### What you need to do
Continue the forum post about the Solaris 11 core dump from its last line onward.

++++ Document segment

Understanding core dump (Solaris 11 crash)

I'm still trying to get behind crashes on my Solaris 11 system. Recently, a core dump has been written during the crash. Looking into it with mdb yields

> $C
ffffff0021c09430 vpanic()
ffffff0021c09460 vcmn_err+0x2e(3, fffffffff7a8a830, ffffff0021c09520)
ffffff0021c09550 zfs_panic_recover+0xae()
ffffff0021c09610 dmu_buf_hold_array_by_dnode+0xbd(ffffff05207b5018, 400000, 20000, 0, fffffffff7a85ce0, 
ffffff0021c09654, ffffff0021c09658, 0)
ffffff0021c096b0 dmu_write_uio_dnode+0x50(ffffff05207b5018, ffffff0021c09a10, 20000, ffffff051efd0788)
ffffff0021c09700 dmu_write_uio_dbuf+0x58(ffffff05207b2320, ffffff0021c09a10, 20000, ffffff051efd0788)
ffffff0021c09960 zfs_write+0x843(ffffff051f120900, ffffff0021c09a10, 0, ffffff04e4b6adb0, 0)
ffffff0021c099d0 fop_write+0xa6(ffffff051f120900, ffffff0021c09a10, 0, ffffff04e4b6adb0, 0)
ffffff0021c09aa0 vn_rdwr+0x1bd(1, ffffff051f120900, ffffff051fb2e0c0, 20000, 400000, 1, 0, fffffffffffffffd, 
ffffff04e4b6adb0, ffffff0021c09ad8)
ffffff0021c09b20 zfs_replay_write+0xe3(ffffff04eb2b4200, ffffff051fb2e000, 0)

++++++++
++++ Provided data

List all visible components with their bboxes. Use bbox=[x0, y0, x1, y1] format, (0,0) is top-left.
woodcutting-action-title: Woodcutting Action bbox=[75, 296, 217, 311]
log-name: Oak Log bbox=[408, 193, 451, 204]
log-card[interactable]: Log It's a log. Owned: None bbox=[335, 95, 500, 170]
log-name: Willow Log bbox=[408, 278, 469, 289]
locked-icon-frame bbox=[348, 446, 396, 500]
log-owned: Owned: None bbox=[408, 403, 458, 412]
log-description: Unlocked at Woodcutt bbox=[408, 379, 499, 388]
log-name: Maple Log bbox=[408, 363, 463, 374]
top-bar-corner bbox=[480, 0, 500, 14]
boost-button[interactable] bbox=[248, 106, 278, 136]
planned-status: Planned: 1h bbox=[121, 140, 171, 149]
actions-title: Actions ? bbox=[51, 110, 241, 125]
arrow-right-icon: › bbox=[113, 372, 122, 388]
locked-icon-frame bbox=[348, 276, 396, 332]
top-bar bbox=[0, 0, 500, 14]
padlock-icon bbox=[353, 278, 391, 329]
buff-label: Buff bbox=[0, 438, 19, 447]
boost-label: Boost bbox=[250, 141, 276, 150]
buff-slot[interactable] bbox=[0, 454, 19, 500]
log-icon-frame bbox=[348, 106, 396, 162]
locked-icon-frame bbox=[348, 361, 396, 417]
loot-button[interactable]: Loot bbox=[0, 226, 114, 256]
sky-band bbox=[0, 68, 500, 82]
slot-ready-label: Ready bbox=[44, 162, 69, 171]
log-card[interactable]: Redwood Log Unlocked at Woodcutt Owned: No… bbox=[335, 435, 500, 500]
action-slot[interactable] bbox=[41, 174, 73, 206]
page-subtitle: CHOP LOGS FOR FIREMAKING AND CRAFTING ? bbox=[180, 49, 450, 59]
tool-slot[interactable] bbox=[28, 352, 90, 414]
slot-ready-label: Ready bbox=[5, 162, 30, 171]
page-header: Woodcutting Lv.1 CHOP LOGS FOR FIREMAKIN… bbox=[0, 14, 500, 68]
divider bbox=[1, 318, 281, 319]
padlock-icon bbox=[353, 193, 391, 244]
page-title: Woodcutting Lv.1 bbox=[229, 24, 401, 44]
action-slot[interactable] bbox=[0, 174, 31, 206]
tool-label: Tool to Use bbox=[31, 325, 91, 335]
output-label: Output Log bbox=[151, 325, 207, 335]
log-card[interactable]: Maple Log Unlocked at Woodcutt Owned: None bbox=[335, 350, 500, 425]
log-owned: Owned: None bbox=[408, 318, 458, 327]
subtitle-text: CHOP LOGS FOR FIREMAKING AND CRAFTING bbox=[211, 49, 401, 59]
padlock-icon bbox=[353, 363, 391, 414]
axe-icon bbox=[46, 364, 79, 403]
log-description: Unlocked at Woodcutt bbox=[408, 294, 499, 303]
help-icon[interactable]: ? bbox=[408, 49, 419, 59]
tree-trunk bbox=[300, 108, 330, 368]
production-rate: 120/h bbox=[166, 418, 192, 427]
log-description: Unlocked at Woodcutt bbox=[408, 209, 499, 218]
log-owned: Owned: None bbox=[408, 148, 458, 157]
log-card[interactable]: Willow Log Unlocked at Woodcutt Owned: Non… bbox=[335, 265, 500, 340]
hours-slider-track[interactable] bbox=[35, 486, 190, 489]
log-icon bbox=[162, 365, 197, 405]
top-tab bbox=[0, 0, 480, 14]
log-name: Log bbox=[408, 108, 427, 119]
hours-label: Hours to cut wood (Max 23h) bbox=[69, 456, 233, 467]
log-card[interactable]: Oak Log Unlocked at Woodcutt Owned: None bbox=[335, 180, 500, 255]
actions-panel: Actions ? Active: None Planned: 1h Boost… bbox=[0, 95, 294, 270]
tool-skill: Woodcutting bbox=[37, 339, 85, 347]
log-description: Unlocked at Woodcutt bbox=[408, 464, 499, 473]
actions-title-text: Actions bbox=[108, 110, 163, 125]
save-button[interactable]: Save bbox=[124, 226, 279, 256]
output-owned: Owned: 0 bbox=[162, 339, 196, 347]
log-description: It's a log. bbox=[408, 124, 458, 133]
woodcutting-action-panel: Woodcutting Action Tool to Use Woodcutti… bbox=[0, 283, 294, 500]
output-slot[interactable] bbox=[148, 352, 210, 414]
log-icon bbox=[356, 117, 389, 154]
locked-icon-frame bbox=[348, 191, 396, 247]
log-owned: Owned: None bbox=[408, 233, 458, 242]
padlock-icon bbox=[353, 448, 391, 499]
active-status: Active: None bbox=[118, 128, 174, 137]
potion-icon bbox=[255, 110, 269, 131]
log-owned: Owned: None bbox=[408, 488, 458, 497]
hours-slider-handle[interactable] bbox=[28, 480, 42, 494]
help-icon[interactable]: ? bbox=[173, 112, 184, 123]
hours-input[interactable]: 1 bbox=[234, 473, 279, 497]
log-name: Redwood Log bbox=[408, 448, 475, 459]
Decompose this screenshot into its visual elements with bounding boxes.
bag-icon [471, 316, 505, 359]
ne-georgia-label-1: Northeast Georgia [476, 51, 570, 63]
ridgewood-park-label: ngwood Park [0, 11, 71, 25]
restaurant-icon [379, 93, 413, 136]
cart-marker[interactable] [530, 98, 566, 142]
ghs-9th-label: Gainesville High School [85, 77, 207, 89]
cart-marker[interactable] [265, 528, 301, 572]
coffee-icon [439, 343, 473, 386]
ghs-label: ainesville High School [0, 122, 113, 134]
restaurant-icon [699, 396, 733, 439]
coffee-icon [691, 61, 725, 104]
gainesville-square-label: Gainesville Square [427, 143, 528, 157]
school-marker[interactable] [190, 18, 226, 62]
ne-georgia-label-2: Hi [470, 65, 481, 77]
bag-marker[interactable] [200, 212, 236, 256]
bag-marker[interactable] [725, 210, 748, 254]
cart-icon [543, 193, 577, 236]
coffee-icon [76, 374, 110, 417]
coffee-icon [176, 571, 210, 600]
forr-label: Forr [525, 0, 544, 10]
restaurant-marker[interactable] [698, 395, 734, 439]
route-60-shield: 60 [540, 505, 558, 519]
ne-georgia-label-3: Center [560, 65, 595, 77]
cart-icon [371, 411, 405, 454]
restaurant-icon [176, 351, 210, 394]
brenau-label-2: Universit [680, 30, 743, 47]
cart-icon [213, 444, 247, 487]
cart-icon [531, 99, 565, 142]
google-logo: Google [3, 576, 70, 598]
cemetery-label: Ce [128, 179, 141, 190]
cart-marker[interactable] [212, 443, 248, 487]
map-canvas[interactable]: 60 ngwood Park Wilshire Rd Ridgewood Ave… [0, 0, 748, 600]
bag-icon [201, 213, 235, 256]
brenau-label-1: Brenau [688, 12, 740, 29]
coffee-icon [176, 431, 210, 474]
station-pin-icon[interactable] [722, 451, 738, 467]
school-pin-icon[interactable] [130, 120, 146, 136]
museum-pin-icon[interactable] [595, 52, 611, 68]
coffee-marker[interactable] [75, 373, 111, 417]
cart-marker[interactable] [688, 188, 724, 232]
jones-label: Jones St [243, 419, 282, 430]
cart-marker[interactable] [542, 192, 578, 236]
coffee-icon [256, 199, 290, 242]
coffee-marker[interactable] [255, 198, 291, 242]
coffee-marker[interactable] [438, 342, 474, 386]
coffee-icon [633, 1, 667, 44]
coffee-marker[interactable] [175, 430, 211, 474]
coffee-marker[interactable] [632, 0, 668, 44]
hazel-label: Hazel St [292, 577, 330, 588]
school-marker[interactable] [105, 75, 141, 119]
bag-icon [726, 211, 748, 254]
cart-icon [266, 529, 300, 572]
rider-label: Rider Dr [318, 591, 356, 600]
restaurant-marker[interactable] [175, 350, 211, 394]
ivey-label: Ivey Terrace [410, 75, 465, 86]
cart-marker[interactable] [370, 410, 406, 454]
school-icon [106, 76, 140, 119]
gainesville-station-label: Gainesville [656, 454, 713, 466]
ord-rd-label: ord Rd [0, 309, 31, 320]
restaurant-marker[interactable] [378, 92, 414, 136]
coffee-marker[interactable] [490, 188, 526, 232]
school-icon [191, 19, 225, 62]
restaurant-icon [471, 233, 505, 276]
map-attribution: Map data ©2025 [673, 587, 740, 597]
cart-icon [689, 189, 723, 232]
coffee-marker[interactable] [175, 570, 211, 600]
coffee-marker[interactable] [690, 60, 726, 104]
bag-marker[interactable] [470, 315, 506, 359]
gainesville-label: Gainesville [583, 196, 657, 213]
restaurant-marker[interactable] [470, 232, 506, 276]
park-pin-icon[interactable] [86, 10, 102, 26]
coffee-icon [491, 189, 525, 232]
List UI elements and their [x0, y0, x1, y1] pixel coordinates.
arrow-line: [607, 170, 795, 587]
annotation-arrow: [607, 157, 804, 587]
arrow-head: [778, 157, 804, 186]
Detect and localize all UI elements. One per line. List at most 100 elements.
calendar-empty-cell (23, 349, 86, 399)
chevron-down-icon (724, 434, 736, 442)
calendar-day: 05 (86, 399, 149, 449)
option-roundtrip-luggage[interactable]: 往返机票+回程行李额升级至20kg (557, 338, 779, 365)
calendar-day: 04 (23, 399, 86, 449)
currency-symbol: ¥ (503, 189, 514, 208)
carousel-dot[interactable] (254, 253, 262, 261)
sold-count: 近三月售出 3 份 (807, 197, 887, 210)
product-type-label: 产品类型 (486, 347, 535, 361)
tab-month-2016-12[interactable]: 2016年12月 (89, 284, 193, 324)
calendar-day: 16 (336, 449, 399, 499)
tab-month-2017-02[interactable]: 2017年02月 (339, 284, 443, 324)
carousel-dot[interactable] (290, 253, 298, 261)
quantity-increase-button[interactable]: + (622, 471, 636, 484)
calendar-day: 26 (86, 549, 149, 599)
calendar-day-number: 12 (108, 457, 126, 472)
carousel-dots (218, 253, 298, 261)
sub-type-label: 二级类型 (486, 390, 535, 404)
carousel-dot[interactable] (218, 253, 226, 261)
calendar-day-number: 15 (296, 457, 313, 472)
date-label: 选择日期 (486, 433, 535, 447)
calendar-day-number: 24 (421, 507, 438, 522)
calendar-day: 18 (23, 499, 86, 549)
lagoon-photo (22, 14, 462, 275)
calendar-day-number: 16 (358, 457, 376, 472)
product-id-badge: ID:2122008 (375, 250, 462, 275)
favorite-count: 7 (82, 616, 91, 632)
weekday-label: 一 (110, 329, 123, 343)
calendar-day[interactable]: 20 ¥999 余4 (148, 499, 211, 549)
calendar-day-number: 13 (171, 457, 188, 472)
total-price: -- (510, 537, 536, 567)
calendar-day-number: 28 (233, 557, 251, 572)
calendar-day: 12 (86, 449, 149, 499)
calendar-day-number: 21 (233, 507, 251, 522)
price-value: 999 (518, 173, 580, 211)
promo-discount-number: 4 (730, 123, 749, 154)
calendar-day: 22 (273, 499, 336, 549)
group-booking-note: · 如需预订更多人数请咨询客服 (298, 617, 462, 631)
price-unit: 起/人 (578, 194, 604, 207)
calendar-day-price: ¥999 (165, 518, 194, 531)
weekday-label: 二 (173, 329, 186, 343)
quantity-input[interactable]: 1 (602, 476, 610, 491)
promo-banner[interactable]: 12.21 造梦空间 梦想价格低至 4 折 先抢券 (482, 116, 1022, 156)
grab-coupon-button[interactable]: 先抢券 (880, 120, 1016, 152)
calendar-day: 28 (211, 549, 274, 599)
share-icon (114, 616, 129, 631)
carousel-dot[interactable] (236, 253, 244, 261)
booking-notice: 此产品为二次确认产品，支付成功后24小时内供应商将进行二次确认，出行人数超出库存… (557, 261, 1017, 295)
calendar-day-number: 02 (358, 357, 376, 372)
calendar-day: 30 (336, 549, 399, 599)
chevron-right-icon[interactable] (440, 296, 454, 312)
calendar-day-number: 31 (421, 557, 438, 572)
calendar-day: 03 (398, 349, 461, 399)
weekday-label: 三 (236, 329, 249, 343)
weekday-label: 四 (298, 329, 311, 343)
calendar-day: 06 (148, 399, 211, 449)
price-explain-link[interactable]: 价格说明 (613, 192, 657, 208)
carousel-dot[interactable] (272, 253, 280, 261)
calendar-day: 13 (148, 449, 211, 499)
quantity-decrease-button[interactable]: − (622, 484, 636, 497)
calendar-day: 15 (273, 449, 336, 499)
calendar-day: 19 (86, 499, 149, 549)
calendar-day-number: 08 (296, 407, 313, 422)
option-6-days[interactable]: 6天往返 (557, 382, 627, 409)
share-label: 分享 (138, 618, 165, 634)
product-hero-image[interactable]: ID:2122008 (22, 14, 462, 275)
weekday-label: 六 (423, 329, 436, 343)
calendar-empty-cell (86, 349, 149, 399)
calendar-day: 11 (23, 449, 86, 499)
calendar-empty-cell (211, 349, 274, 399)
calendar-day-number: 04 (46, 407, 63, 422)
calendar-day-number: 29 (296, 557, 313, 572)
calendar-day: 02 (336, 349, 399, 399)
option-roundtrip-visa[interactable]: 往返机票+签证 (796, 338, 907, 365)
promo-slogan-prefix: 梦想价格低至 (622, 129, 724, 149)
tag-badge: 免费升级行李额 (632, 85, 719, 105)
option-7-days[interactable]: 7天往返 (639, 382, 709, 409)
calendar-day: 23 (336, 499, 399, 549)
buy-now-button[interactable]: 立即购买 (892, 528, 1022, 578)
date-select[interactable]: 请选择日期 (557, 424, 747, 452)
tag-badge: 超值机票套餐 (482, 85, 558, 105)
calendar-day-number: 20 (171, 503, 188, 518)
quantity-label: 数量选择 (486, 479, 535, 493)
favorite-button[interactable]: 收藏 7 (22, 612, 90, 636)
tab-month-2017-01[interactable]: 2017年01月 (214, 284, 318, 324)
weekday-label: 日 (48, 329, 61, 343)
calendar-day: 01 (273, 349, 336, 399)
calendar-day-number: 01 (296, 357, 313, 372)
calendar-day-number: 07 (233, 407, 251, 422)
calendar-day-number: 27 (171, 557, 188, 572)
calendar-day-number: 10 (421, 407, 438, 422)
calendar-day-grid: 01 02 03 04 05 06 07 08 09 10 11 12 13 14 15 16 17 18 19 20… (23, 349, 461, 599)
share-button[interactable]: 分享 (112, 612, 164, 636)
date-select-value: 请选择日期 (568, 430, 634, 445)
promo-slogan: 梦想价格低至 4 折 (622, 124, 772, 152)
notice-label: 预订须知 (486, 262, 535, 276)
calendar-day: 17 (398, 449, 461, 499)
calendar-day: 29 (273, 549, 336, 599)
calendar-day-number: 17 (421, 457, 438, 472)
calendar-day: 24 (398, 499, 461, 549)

++++++++

### Answer space
ffffff0021c09b60 zil_replay_wr_task+0x2d(ffffff04eb57ea00)
ffffff0021c09c00 taskq_thread+0x22e(ffffff051ede9810)
ffffff0021c09c10 thread_start+8()

How do I know what part of the stack caused the crash?


Solution 1:

pstack core

Although my solaris 11 experiance is light, it used to be that the second address was a useful place to start disassembling.

then in mdb

::stack

> <address>::dis

Solution 2:

Do you have any system log messages that could help you further? I had a quick look at the OpenSolaris source code and dmu_buf_hold_array_by_dnode can cause a panic with "zfs: accessing past end of object". I then found a good posting on zfs-discuss on opensolaris.org that explains a bit further what to do next.